**Task to complete**
Return all entries precisely as they stand, without the images.

**Saved entries**

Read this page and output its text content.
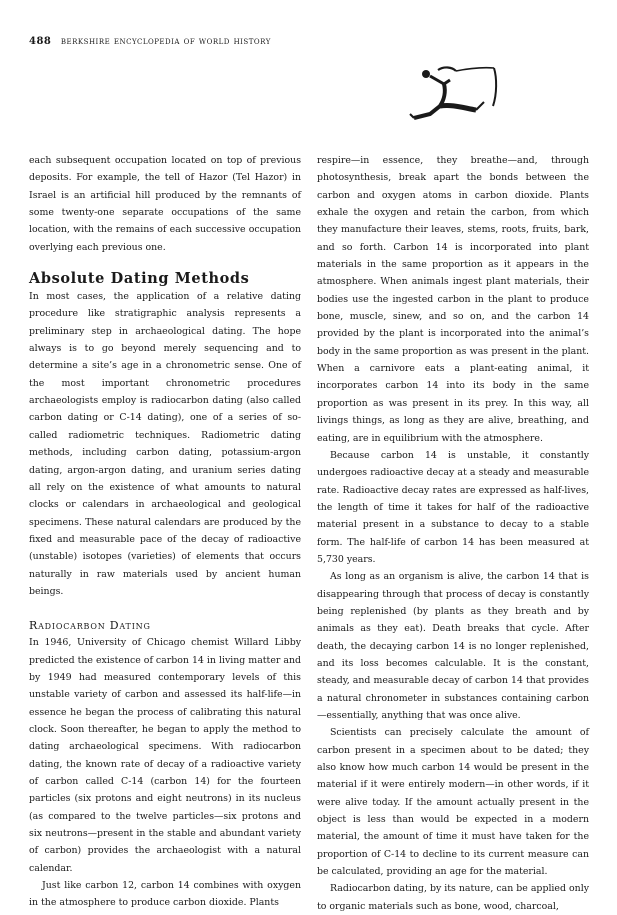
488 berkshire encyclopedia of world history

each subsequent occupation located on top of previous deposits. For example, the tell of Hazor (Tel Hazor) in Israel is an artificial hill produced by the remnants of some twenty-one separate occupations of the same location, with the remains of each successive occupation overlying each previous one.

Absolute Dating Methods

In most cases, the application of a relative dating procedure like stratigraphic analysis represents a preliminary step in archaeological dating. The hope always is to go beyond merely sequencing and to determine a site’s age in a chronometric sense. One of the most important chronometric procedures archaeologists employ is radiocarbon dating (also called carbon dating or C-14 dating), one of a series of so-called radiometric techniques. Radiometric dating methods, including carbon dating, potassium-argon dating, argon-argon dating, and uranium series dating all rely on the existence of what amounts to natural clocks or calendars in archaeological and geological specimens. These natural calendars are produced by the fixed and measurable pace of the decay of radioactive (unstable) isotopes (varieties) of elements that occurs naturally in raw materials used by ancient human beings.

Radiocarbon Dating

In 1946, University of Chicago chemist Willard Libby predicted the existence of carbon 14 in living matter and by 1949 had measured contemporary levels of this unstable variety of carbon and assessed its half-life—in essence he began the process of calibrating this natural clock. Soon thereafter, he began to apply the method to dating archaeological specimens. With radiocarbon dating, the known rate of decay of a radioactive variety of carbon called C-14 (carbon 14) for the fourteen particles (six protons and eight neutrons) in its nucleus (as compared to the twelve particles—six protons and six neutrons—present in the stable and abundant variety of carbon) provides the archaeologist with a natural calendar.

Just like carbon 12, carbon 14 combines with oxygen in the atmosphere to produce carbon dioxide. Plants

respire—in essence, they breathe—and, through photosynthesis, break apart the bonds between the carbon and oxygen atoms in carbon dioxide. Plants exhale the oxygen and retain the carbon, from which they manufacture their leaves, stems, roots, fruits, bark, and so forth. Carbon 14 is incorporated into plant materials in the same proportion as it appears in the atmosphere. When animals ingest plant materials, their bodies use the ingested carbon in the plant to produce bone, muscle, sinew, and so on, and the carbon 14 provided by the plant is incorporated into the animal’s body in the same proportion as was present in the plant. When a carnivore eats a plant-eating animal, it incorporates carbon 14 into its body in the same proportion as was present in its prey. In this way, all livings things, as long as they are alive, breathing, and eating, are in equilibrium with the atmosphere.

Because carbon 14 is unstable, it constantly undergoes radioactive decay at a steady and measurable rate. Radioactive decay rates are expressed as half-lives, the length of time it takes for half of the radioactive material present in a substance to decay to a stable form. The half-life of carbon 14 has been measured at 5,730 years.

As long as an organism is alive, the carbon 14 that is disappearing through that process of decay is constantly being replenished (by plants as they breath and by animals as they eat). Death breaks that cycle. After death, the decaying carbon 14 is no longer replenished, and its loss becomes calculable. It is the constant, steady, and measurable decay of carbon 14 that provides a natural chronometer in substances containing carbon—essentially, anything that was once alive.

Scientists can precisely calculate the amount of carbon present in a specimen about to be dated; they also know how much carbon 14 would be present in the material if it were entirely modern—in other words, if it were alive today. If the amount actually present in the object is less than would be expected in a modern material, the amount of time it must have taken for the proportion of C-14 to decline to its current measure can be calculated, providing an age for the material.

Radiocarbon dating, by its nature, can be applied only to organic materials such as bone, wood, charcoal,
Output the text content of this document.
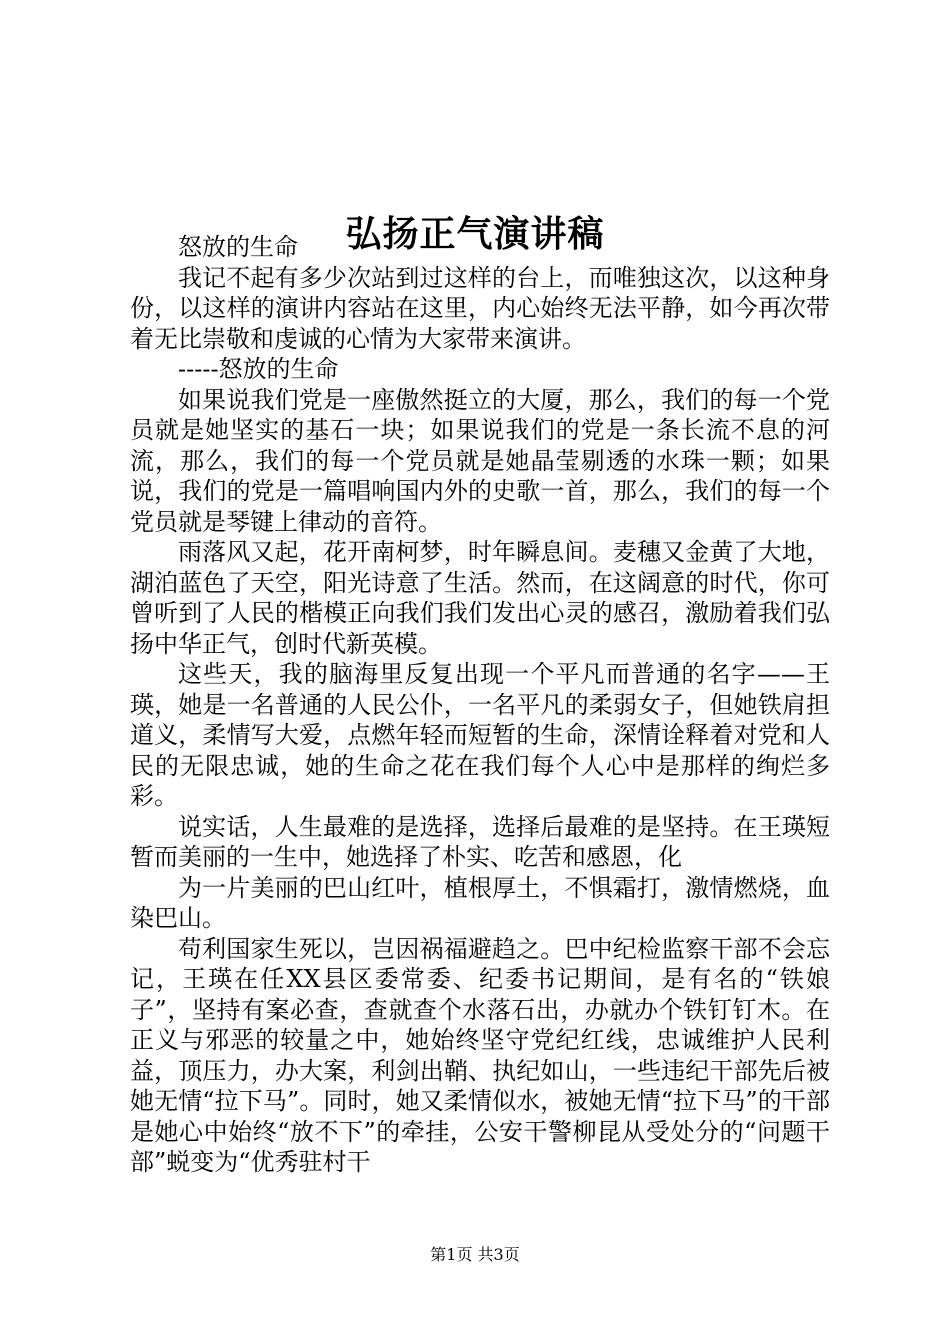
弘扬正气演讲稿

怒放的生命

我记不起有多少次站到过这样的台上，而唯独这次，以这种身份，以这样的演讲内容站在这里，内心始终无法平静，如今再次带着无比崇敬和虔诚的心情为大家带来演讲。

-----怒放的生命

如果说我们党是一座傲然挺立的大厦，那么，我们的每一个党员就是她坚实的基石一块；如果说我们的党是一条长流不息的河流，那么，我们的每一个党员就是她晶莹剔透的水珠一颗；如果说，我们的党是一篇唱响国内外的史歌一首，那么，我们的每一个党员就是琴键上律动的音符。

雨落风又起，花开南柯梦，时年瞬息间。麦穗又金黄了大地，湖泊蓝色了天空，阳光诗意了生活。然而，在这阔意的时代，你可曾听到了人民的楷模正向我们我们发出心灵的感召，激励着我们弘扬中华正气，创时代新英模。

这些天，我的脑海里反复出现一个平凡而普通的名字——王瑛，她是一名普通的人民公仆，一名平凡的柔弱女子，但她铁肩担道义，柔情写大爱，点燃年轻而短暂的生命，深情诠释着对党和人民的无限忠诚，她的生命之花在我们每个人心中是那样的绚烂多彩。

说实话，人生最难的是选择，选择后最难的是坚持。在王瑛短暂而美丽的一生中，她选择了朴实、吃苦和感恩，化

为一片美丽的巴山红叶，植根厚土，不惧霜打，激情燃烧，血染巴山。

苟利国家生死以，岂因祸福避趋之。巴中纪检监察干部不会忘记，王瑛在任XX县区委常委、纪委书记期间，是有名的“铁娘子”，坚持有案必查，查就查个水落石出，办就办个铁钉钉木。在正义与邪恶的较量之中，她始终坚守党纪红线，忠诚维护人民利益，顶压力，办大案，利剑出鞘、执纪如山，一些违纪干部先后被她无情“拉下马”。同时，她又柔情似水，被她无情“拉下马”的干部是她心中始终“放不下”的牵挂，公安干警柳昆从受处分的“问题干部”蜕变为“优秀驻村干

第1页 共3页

**The output**
Read this page and output its text content.
488 berkshire encyclopedia of world history

each subsequent occupation located on top of previous deposits. For example, the tell of Hazor (Tel Hazor) in Israel is an artificial hill produced by the remnants of some twenty-one separate occupations of the same location, with the remains of each successive occupation overlying each previous one.

Absolute Dating Methods

In most cases, the application of a relative dating procedure like stratigraphic analysis represents a preliminary step in archaeological dating. The hope always is to go beyond merely sequencing and to determine a site’s age in a chronometric sense. One of the most important chronometric procedures archaeologists employ is radiocarbon dating (also called carbon dating or C-14 dating), one of a series of so-called radiometric techniques. Radiometric dating methods, including carbon dating, potassium-argon dating, argon-argon dating, and uranium series dating all rely on the existence of what amounts to natural clocks or calendars in archaeological and geological specimens. These natural calendars are produced by the fixed and measurable pace of the decay of radioactive (unstable) isotopes (varieties) of elements that occurs naturally in raw materials used by ancient human beings.

Radiocarbon Dating

In 1946, University of Chicago chemist Willard Libby predicted the existence of carbon 14 in living matter and by 1949 had measured contemporary levels of this unstable variety of carbon and assessed its half-life—in essence he began the process of calibrating this natural clock. Soon thereafter, he began to apply the method to dating archaeological specimens. With radiocarbon dating, the known rate of decay of a radioactive variety of carbon called C-14 (carbon 14) for the fourteen particles (six protons and eight neutrons) in its nucleus (as compared to the twelve particles—six protons and six neutrons—present in the stable and abundant variety of carbon) provides the archaeologist with a natural calendar.

Just like carbon 12, carbon 14 combines with oxygen in the atmosphere to produce carbon dioxide. Plants

respire—in essence, they breathe—and, through photosynthesis, break apart the bonds between the carbon and oxygen atoms in carbon dioxide. Plants exhale the oxygen and retain the carbon, from which they manufacture their leaves, stems, roots, fruits, bark, and so forth. Carbon 14 is incorporated into plant materials in the same proportion as it appears in the atmosphere. When animals ingest plant materials, their bodies use the ingested carbon in the plant to produce bone, muscle, sinew, and so on, and the carbon 14 provided by the plant is incorporated into the animal’s body in the same proportion as was present in the plant. When a carnivore eats a plant-eating animal, it incorporates carbon 14 into its body in the same proportion as was present in its prey. In this way, all livings things, as long as they are alive, breathing, and eating, are in equilibrium with the atmosphere.

Because carbon 14 is unstable, it constantly undergoes radioactive decay at a steady and measurable rate. Radioactive decay rates are expressed as half-lives, the length of time it takes for half of the radioactive material present in a substance to decay to a stable form. The half-life of carbon 14 has been measured at 5,730 years.

As long as an organism is alive, the carbon 14 that is disappearing through that process of decay is constantly being replenished (by plants as they breath and by animals as they eat). Death breaks that cycle. After death, the decaying carbon 14 is no longer replenished, and its loss becomes calculable. It is the constant, steady, and measurable decay of carbon 14 that provides a natural chronometer in substances containing carbon—essentially, anything that was once alive.

Scientists can precisely calculate the amount of carbon present in a specimen about to be dated; they also know how much carbon 14 would be present in the material if it were entirely modern—in other words, if it were alive today. If the amount actually present in the object is less than would be expected in a modern material, the amount of time it must have taken for the proportion of C-14 to decline to its current measure can be calculated, providing an age for the material.

Radiocarbon dating, by its nature, can be applied only to organic materials such as bone, wood, charcoal,
Output the text content of this document.
弘扬正气演讲稿

怒放的生命

我记不起有多少次站到过这样的台上，而唯独这次，以这种身份，以这样的演讲内容站在这里，内心始终无法平静，如今再次带着无比崇敬和虔诚的心情为大家带来演讲。

-----怒放的生命

如果说我们党是一座傲然挺立的大厦，那么，我们的每一个党员就是她坚实的基石一块；如果说我们的党是一条长流不息的河流，那么，我们的每一个党员就是她晶莹剔透的水珠一颗；如果说，我们的党是一篇唱响国内外的史歌一首，那么，我们的每一个党员就是琴键上律动的音符。

雨落风又起，花开南柯梦，时年瞬息间。麦穗又金黄了大地，湖泊蓝色了天空，阳光诗意了生活。然而，在这阔意的时代，你可曾听到了人民的楷模正向我们我们发出心灵的感召，激励着我们弘扬中华正气，创时代新英模。

这些天，我的脑海里反复出现一个平凡而普通的名字——王瑛，她是一名普通的人民公仆，一名平凡的柔弱女子，但她铁肩担道义，柔情写大爱，点燃年轻而短暂的生命，深情诠释着对党和人民的无限忠诚，她的生命之花在我们每个人心中是那样的绚烂多彩。

说实话，人生最难的是选择，选择后最难的是坚持。在王瑛短暂而美丽的一生中，她选择了朴实、吃苦和感恩，化

为一片美丽的巴山红叶，植根厚土，不惧霜打，激情燃烧，血染巴山。

苟利国家生死以，岂因祸福避趋之。巴中纪检监察干部不会忘记，王瑛在任XX县区委常委、纪委书记期间，是有名的“铁娘子”，坚持有案必查，查就查个水落石出，办就办个铁钉钉木。在正义与邪恶的较量之中，她始终坚守党纪红线，忠诚维护人民利益，顶压力，办大案，利剑出鞘、执纪如山，一些违纪干部先后被她无情“拉下马”。同时，她又柔情似水，被她无情“拉下马”的干部是她心中始终“放不下”的牵挂，公安干警柳昆从受处分的“问题干部”蜕变为“优秀驻村干

第1页 共3页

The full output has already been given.